**Goal**: Only the lines holding the string "What" are needed. Copy each one.

[Start Material]

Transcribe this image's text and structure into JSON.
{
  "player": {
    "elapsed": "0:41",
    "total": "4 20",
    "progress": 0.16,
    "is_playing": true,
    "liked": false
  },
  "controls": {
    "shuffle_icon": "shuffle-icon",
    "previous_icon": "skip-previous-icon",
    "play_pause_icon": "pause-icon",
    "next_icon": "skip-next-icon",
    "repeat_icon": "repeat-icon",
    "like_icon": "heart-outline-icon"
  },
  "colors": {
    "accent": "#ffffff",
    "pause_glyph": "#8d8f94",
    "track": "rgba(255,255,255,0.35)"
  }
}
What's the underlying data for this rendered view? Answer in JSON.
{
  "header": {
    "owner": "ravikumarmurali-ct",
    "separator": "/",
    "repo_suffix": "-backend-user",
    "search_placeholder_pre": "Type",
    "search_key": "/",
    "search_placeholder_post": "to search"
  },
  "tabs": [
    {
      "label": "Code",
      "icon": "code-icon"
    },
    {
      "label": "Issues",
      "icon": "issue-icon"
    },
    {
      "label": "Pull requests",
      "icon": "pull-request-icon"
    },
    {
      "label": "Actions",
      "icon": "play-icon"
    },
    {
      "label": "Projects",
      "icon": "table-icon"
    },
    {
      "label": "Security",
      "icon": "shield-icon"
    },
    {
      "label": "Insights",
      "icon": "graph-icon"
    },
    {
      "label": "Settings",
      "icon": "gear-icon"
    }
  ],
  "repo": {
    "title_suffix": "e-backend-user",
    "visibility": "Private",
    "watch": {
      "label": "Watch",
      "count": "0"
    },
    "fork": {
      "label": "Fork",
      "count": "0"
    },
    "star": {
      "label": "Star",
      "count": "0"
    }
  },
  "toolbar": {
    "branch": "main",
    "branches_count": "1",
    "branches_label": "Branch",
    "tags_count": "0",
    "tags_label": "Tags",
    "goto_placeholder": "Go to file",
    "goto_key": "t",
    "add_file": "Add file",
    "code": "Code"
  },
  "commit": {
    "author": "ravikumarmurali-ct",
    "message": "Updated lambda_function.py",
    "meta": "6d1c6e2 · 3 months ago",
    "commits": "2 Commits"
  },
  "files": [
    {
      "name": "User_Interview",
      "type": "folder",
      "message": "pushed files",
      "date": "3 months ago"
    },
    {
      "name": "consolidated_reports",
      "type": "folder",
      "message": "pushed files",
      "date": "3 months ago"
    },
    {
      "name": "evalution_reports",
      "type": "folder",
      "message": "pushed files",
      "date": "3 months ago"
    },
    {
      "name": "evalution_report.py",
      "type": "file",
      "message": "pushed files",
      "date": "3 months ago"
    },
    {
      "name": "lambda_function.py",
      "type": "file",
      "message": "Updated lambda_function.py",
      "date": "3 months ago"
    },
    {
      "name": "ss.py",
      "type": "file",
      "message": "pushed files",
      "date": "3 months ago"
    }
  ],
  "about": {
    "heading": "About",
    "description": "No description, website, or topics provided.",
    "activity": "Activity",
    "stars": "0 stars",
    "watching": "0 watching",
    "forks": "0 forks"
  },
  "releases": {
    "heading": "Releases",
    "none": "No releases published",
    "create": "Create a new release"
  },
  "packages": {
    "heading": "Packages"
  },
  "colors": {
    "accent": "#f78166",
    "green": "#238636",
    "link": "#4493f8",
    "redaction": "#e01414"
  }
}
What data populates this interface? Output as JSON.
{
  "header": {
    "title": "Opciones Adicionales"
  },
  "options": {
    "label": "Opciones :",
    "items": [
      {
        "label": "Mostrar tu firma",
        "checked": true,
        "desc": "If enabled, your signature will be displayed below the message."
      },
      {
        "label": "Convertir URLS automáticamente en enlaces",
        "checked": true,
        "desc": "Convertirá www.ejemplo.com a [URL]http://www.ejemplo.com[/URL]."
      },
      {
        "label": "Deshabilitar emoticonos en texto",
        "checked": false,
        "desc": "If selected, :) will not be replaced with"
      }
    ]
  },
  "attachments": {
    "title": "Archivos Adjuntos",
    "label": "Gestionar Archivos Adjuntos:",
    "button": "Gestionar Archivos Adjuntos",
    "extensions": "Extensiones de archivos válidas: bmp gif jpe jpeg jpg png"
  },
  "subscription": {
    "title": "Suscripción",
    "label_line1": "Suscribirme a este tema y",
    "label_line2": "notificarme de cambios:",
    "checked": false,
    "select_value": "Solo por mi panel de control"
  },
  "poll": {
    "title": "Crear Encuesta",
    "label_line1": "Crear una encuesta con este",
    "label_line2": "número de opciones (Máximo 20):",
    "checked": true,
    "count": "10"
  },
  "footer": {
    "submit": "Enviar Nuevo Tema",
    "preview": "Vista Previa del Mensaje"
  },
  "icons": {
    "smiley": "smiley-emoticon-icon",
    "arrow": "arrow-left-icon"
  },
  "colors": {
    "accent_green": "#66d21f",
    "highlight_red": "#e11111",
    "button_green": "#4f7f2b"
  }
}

[End Material]

**The answer**:
What's the underlying data for this rendered view? Answer in JSON.
What data populates this interface? Output as JSON.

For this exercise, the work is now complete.